DATA TO USE START

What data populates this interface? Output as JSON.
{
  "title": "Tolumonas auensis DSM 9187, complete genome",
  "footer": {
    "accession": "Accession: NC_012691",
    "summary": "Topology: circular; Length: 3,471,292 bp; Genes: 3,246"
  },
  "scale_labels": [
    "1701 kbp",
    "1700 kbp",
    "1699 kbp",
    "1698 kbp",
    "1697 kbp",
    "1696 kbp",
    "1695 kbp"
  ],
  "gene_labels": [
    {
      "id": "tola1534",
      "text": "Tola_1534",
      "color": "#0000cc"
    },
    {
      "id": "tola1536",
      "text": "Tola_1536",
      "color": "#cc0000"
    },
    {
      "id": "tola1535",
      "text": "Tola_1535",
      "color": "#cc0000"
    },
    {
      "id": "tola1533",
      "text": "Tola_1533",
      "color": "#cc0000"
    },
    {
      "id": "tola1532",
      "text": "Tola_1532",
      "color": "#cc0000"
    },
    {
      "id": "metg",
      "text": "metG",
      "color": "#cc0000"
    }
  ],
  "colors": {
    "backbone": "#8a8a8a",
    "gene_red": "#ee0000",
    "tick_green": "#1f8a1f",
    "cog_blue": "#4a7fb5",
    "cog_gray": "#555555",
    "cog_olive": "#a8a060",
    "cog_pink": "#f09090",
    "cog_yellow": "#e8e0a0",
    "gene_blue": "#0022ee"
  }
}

DATA TO USE END

Whenever a line of the listing contains the word "text", it counts; say the total only.

6